* STATED PROBLEM
Copy out word for word the lines of the entries from the one containing "- running-title: GERMANI" through the one containing "- homily-title-latin: In", with both of those lines included.

* LISTED ENTRIES
□ □ □ □ □ □ □
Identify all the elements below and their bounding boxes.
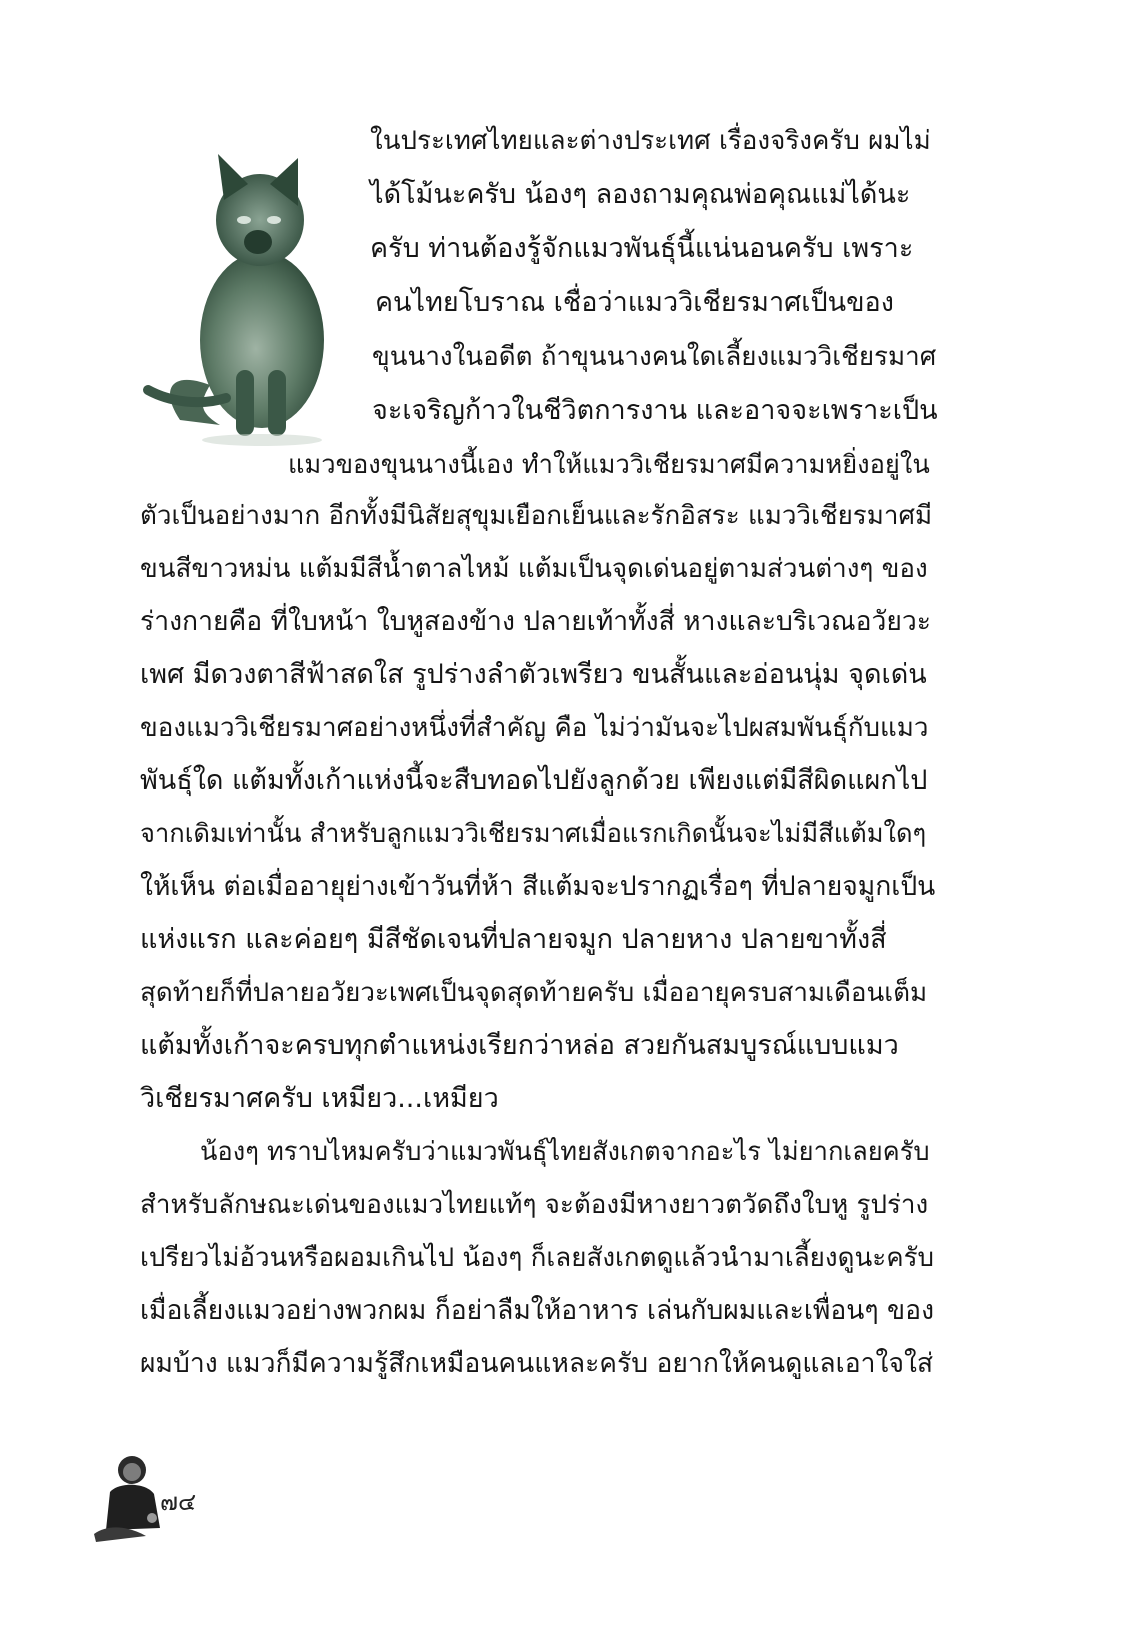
body-line-9: ขนสีขาวหม่น แต้มมีสีน้ำตาลไหม้ แต้มเป็นจุดเด่นอยู่ตามส่วนต่างๆ ของ: [140, 554, 928, 584]
body-line-20: น้องๆ ทราบไหมครับว่าแมวพันธุ์ไทยสังเกตจากอะไร ไม่ยากเลยครับ: [200, 1137, 930, 1167]
body-line-5: ขุนนางในอดีต ถ้าขุนนางคนใดเลี้ยงแมววิเชียรมาศ: [372, 342, 937, 372]
body-line-3: ครับ ท่านต้องรู้จักแมวพันธุ์นี้แน่นอนครับ เพราะ: [370, 233, 914, 264]
body-line-6: จะเจริญก้าวในชีวิตการงาน และอาจจะเพราะเป็น: [372, 395, 938, 426]
body-line-19: วิเชียรมาศครับ เหมียว...เหมียว: [140, 1083, 499, 1114]
body-line-1: ในประเทศไทยและต่างประเทศ เรื่องจริงครับ ผมไม่: [370, 126, 931, 156]
body-line-16: แห่งแรก และค่อยๆ มีสีชัดเจนที่ปลายจมูก ปลายหาง ปลายขาทั้งสี่: [140, 924, 887, 955]
body-line-12: ของแมววิเชียรมาศอย่างหนึ่งที่สำคัญ คือ ไม่ว่ามันจะไปผสมพันธุ์กับแมว: [140, 713, 929, 743]
body-line-7: แมวของขุนนางนี้เอง ทำให้แมววิเชียรมาศมีความหยิ่งอยู่ใน: [288, 450, 930, 480]
body-line-13: พันธุ์ใด แต้มทั้งเก้าแห่งนี้จะสืบทอดไปยังลูกด้วย เพียงแต่มีสีผิดแผกไป: [140, 765, 928, 796]
body-line-8: ตัวเป็นอย่างมาก อีกทั้งมีนิสัยสุขุมเยือกเย็นและรักอิสระ แมววิเชียรมาศมี: [140, 501, 933, 531]
body-line-17: สุดท้ายก็ที่ปลายอวัยวะเพศเป็นจุดสุดท้ายครับ เมื่ออายุครบสามเดือนเต็ม: [140, 978, 928, 1008]
body-line-11: เพศ มีดวงตาสีฟ้าสดใส รูปร่างลำตัวเพรียว ขนสั้นและอ่อนนุ่ม จุดเด่น: [140, 659, 927, 690]
body-line-23: เมื่อเลี้ยงแมวอย่างพวกผม ก็อย่าลืมให้อาหาร เล่นกับผมและเพื่อนๆ ของ: [140, 1295, 935, 1326]
body-line-4: คนไทยโบราณ เชื่อว่าแมววิเชียรมาศเป็นของ: [375, 287, 894, 318]
page-number: ๗๔: [160, 1488, 197, 1516]
body-line-15: ให้เห็น ต่อเมื่ออายุย่างเข้าวันที่ห้า สีแต้มจะปรากฏเรื่อๆ ที่ปลายจมูกเป็น: [140, 871, 936, 902]
body-line-22: เปรียวไม่อ้วนหรือผอมเกินไป น้องๆ ก็เลยสังเกตดูแล้วนำมาเลี้ยงดูนะครับ: [140, 1243, 935, 1273]
body-line-14: จากเดิมเท่านั้น สำหรับลูกแมววิเชียรมาศเมื่อแรกเกิดนั้นจะไม่มีสีแต้มใดๆ: [140, 819, 927, 849]
body-line-24: ผมบ้าง แมวก็มีความรู้สึกเหมือนคนแหละครับ อยากให้คนดูแลเอาใจใส่: [140, 1348, 934, 1379]
body-line-18: แต้มทั้งเก้าจะครบทุกตำแหน่งเรียกว่าหล่อ สวยกันสมบูรณ์แบบแมว: [140, 1030, 899, 1061]
body-line-21: สำหรับลักษณะเด่นของแมวไทยแท้ๆ จะต้องมีหางยาวตวัดถึงใบหู รูปร่าง: [140, 1190, 929, 1220]
body-line-2: ได้โม้นะครับ น้องๆ ลองถามคุณพ่อคุณแม่ได้นะ: [370, 179, 911, 210]
cat-illustration: [140, 140, 358, 446]
body-line-10: ร่างกายคือ ที่ใบหน้า ใบหูสองข้าง ปลายเท้าทั้งสี่ หางและบริเวณอวัยวะ: [140, 606, 932, 637]
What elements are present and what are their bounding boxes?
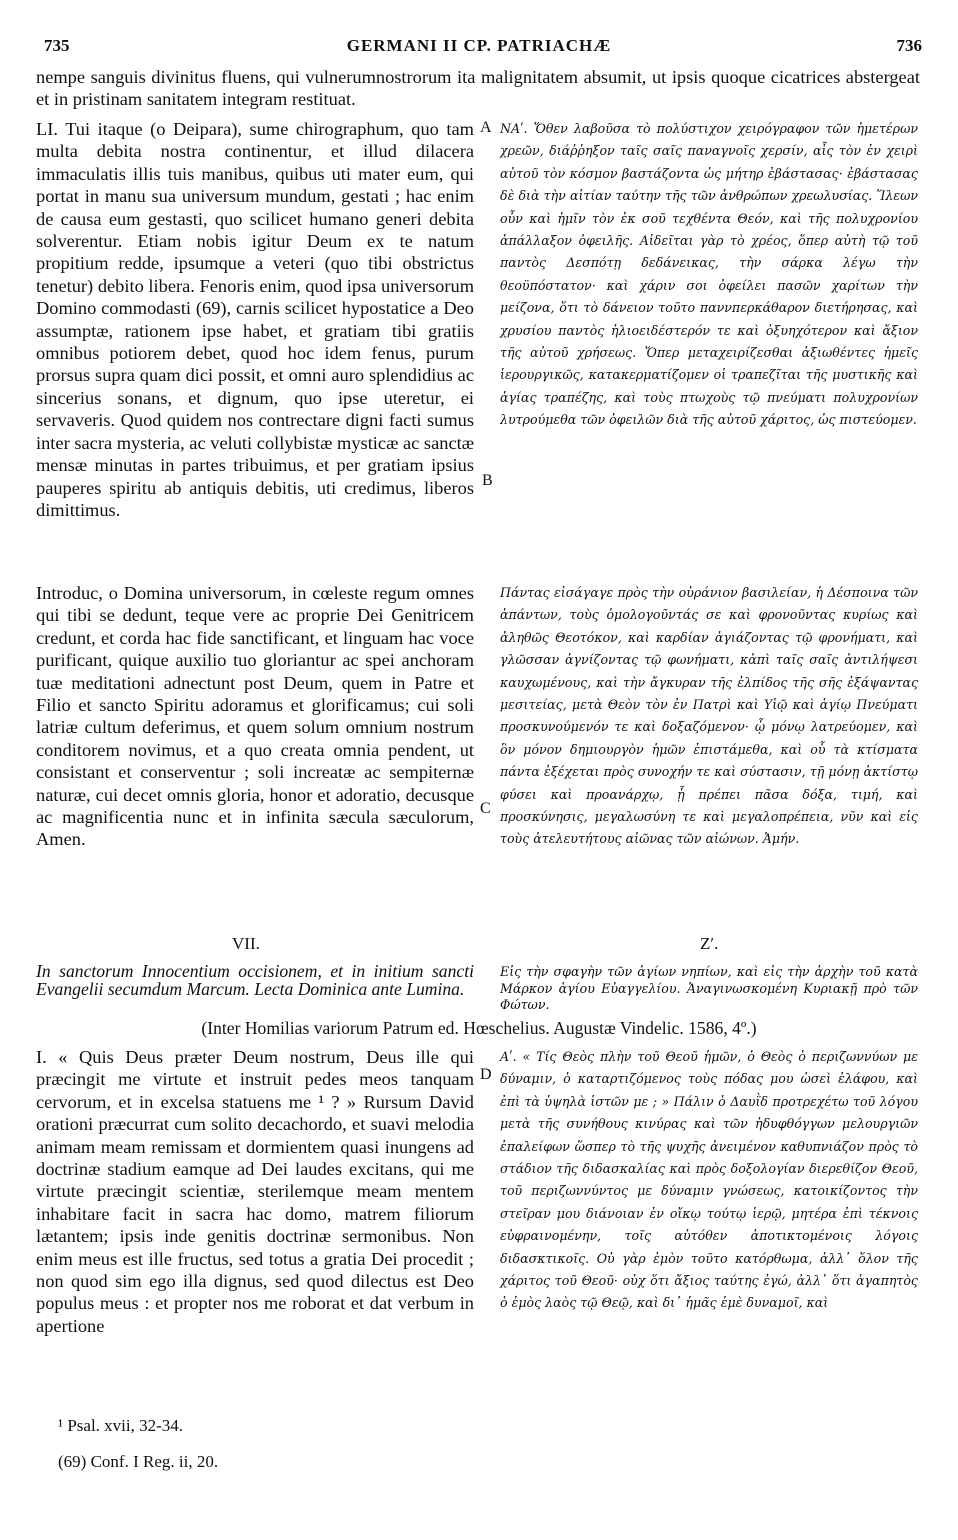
- running-title: GERMANI II CP. PATRIACHÆ: [346, 36, 612, 55]
- page-number-right: 736: [896, 36, 922, 55]
- homily-number-greek: Ζʹ.: [700, 934, 719, 953]
- homily-greek-text: Αʹ. « Τίς Θεὸς πλὴν τοῦ Θεοῦ ἡμῶν, ὁ Θεὸς ὁ περιζωννύων με δύναμιν, ὁ καταρτιζόμενος τοὺς πόδας μου ὡσεὶ ἐλάφου, καὶ ἐπὶ τὰ ὑψηλὰ ἱστῶν με ; » Πάλιν ὁ Δαυῒδ προτρεχέτω τοῦ λόγου μετὰ τῆς συνήθους κινύρας καὶ τῶν ἡδυφθόγγων μελουργιῶν ἐπαλείφων ὥσπερ τὸ τῆς ψυχῆς ἀνειμένον καθυπνιάζον πρὸς τὸ στάδιον τῆς διδασκαλίας καὶ πρὸς δοξολογίαν διερεθίζον Θεοῦ, τοῦ περιζωννύντος με δύναμιν γνώσεως, κατοικίζοντος τὴν στεῖραν μου διάνοιαν ἐν οἴκῳ τούτῳ ἱερῷ, μητέρα ἐπὶ τέκνοις εὐφραινομένην, τοῖς αὐτόθεν ἀποτικτομένοις λόγοις διδασκτικοῖς. Οὐ γὰρ ἐμὸν τοῦτο κατόρθωμα, ἀλλ᾿ ὅλον τῆς χάριτος τοῦ Θεοῦ· οὐχ ὅτι ἄξιος ταύτης ἐγώ, ἀλλ᾿ ὅτι ἀγαπητὸς ὁ ἐμὸς λαὸς τῷ Θεῷ, καὶ δι᾿ ἡμᾶς ἐμὲ δυναμοῖ, καὶ: [500, 1049, 918, 1311]
- margin-mark-a: A: [480, 119, 492, 136]
- homily-number-latin: VII.: [232, 934, 260, 953]
- page-number-left: 735: [44, 36, 70, 55]
- footnote-1: ¹ Psal. xvii, 32-34.: [58, 1416, 184, 1435]
- homily-title-latin: In sanctorum Innocentium occisionem, et in initium sancti Evangelii secumdum Marcum. Lecta Dominica ante Lumina.: [36, 961, 474, 999]
- section-51-latin: LI. Tui itaque (o Deipara), sume chirographum, quo tam multa debita nostra continentur, et illud dilacera immaculatis illis tuis manibus, quibus uti mater eum, qui portat in manu sua universum mundum, gestati ; hac enim de causa eum gestasti, quo scilicet humano generi debita solverentur. Etiam nobis igitur Deum ex te natum propitium redde, ipsumque a veteri (quo tibi obstrictus tenetur) debito libera. Fenoris enim, quod ipsa universorum Domino commodasti (69), carnis scilicet hypostatice a Deo assumptæ, rationem ipse habet, et gratiam tibi gratiis omnibus potiorem debet, quod hoc idem fenus, purum prorsus supra quam dici possit, et omni auro splendidius ac sincerius sonans, et dignum, quo ipse uteretur, ei servaveris. Quod quidem nos contrectare digni facti sumus inter sacra mysteria, ac veluti collybistæ mysticæ ac sanctæ mensæ minutas in partes tribuimus, et per gratiam ipsius pauperes spiritu ab antiquis debitis, uti credimus, liberos dimittimus.: [36, 119, 474, 520]
- footnote-69: (69) Conf. I Reg. ii, 20.: [58, 1452, 219, 1471]
- section-final-greek: Πάντας εἰσάγαγε πρὸς τὴν οὐράνιον βασιλείαν, ἡ Δέσποινα τῶν ἁπάντων, τοὺς ὁμολογοῦντάς σε καὶ φρονοῦντας κυρίως καὶ ἀληθῶς Θεοτόκον, καὶ καρδίαν ἁγιάζοντας τῷ φρονήματι, καὶ γλῶσσαν ἁγνίζοντας τῷ φωνήματι, κἀπὶ ταῖς σαῖς ἀντιλήψεσι καυχωμένους, καὶ τὴν ἄγκυραν τῆς ἐλπίδος τῆς σῆς ἐξάψαντας μεσιτείας, μετὰ Θεὸν τὸν ἐν Πατρὶ καὶ Υἱῷ καὶ ἁγίῳ Πνεύματι προσκυνούμενόν τε καὶ δοξαζόμενον· ᾧ μόνῳ λατρεύομεν, καὶ ὃν μόνον δημιουργὸν ἡμῶν ἐπιστάμεθα, καὶ οὗ τὰ κτίσματα πάντα ἐξέχεται πρὸς συνοχήν τε καὶ σύστασιν, τῇ μόνῃ ἀκτίστῳ φύσει καὶ προανάρχῳ, ᾗ πρέπει πᾶσα δόξα, τιμή, καὶ προσκύνησις, μεγαλωσύνη τε καὶ μεγαλοπρέπεια, νῦν καὶ εἰς τοὺς ἀτελευτήτους αἰῶνας τῶν αἰώνων. Ἀμήν.: [500, 585, 918, 847]
- margin-mark-b: B: [482, 472, 493, 489]
- section-51-greek: ΝΑʹ. Ὅθεν λαβοῦσα τὸ πολύστιχον χειρόγραφον τῶν ἡμετέρων χρεῶν, διάῤῥηξον ταῖς σαῖς παναγνοῖς χερσίν, αἷς τὸν ἐν χειρὶ αὐτοῦ τὸν κόσμον βαστάζοντα ὡς μήτηρ ἐβάστασας· ἐβάστασας δὲ διὰ τὴν αἰτίαν ταύτην τῆς τῶν ἀνθρώπων χρεωλυσίας. Ἵλεων οὖν καὶ ἡμῖν τὸν ἐκ σοῦ τεχθέντα Θεόν, καὶ τῆς πολυχρονίου ἀπάλλαξον ὀφειλῆς. Αἰδεῖται γὰρ τὸ χρέος, ὅπερ αὐτὴ τῷ τοῦ παντὸς Δεσπότῃ δεδάνεικας, τὴν σάρκα λέγω τὴν θεοϋπόστατον· καὶ χάριν σοι ὀφείλει πασῶν χαρίτων τὴν μείζονα, ὅτι τὸ δάνειον τοῦτο παννπερκάθαρον διετήρησας, καὶ χρυσίου παντὸς ἡλιοειδέστερόν τε καὶ ὀξυηχότερον καὶ ἄξιον τῆς αὐτοῦ χρήσεως. Ὅπερ μεταχειρίζεσθαι ἀξιωθέντες ἡμεῖς ἱερουργικῶς, κατακερματίζομεν οἱ τραπεζῖται τῆς μυστικῆς καὶ ἁγίας τραπέζης, καὶ τοὺς πτωχοὺς τῷ πνεύματι πολυχρονίων λυτρούμεθα τῶν ὀφειλῶν διὰ τῆς αὐτοῦ χάριτος, ὡς πιστεύομεν.: [500, 121, 918, 428]
- homily-title-greek: Εἰς τὴν σφαγὴν τῶν ἁγίων νηπίων, καὶ εἰς τὴν ἀρχὴν τοῦ κατὰ Μάρκον ἁγίου Εὐαγγελίου. Ἀναγινωσκομένη Κυριακῇ πρὸ τῶν Φώτων.: [500, 964, 918, 1012]
- intro-paragraph: nempe sanguis divinitus fluens, qui vulnerumnostrorum ita malignitatem absumit, ut ipsis quoque cicatrices abstergeat et in pristinam sanitatem integram restituat.: [36, 67, 920, 109]
- edition-source-note: (Inter Homilias variorum Patrum ed. Hœschelius. Augustæ Vindelic. 1586, 4º.): [201, 1018, 757, 1038]
- margin-mark-d: D: [480, 1066, 492, 1083]
- homily-latin-text: I. « Quis Deus præter Deum nostrum, Deus ille qui præcingit me virtute et instruit pedes meos tanquam cervorum, et in excelsa statuens me ¹ ? » Rursum David orationi præcurrat cum solito decachordo, et suavi melodia animam meam remissam et dormientem quasi inungens ad doctrinæ stadium eamque ad Dei laudes excitans, qui me virtute præcingit scientiæ, sterilemque meam mentem inhabitare facit in sacra hac domo, matrem filiorum lætantem; ipsis inde genitis doctrinæ sermonibus. Non enim meus est ille fructus, sed totus a gratia Dei procedit ; non quod sim ego illa dignus, sed quod dilectus est Deo populus meus : et propter nos me roborat et dat verbum in apertione: [36, 1047, 474, 1336]
- margin-mark-c: C: [480, 800, 491, 817]
- section-final-latin: Introduc, o Domina universorum, in cœleste regum omnes qui tibi se dedunt, teque vere ac proprie Dei Genitricem credunt, et corda hac fide sanctificant, et linguam hac voce purificant, quique auxilio tuo gloriantur ac spei anchoram tuæ meditationi adnectunt post Deum, quem in Patre et Filio et sancto Spiritu adoramus et glorificamus; cui soli latriæ cultum deferimus, et quem solum omnium nostrum conditorem novimus, et a quo creata omnia pendent, ut consistant et conserventur ; soli increatæ ac sempiternæ naturæ, cui decet omnis gloria, honor et adoratio, decusque ac magnificentia nunc et in infinita sæcula sæculorum, Amen.: [36, 583, 474, 850]
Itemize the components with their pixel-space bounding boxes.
□ □ □ □ □ □ □
* EXERCISE RESPONSE
- running-title: GERMANI II CP. PATRIACHÆ: [346, 36, 612, 55]
- page-number-right: 736: [896, 36, 922, 55]
- homily-number-greek: Ζʹ.: [700, 934, 719, 953]
- homily-greek-text: Αʹ. « Τίς Θεὸς πλὴν τοῦ Θεοῦ ἡμῶν, ὁ Θεὸς ὁ περιζωννύων με δύναμιν, ὁ καταρτιζόμενος τοὺς πόδας μου ὡσεὶ ἐλάφου, καὶ ἐπὶ τὰ ὑψηλὰ ἱστῶν με ; » Πάλιν ὁ Δαυῒδ προτρεχέτω τοῦ λόγου μετὰ τῆς συνήθους κινύρας καὶ τῶν ἡδυφθόγγων μελουργιῶν ἐπαλείφων ὥσπερ τὸ τῆς ψυχῆς ἀνειμένον καθυπνιάζον πρὸς τὸ στάδιον τῆς διδασκαλίας καὶ πρὸς δοξολογίαν διερεθίζον Θεοῦ, τοῦ περιζωννύντος με δύναμιν γνώσεως, κατοικίζοντος τὴν στεῖραν μου διάνοιαν ἐν οἴκῳ τούτῳ ἱερῷ, μητέρα ἐπὶ τέκνοις εὐφραινομένην, τοῖς αὐτόθεν ἀποτικτομένοις λόγοις διδασκτικοῖς. Οὐ γὰρ ἐμὸν τοῦτο κατόρθωμα, ἀλλ᾿ ὅλον τῆς χάριτος τοῦ Θεοῦ· οὐχ ὅτι ἄξιος ταύτης ἐγώ, ἀλλ᾿ ὅτι ἀγαπητὸς ὁ ἐμὸς λαὸς τῷ Θεῷ, καὶ δι᾿ ἡμᾶς ἐμὲ δυναμοῖ, καὶ: [500, 1049, 918, 1311]
- margin-mark-a: A: [480, 119, 492, 136]
- homily-number-latin: VII.: [232, 934, 260, 953]
- page-number-left: 735: [44, 36, 70, 55]
- footnote-1: ¹ Psal. xvii, 32-34.: [58, 1416, 184, 1435]
- homily-title-latin: In sanctorum Innocentium occisionem, et in initium sancti Evangelii secumdum Marcum. Lecta Dominica ante Lumina.: [36, 961, 474, 999]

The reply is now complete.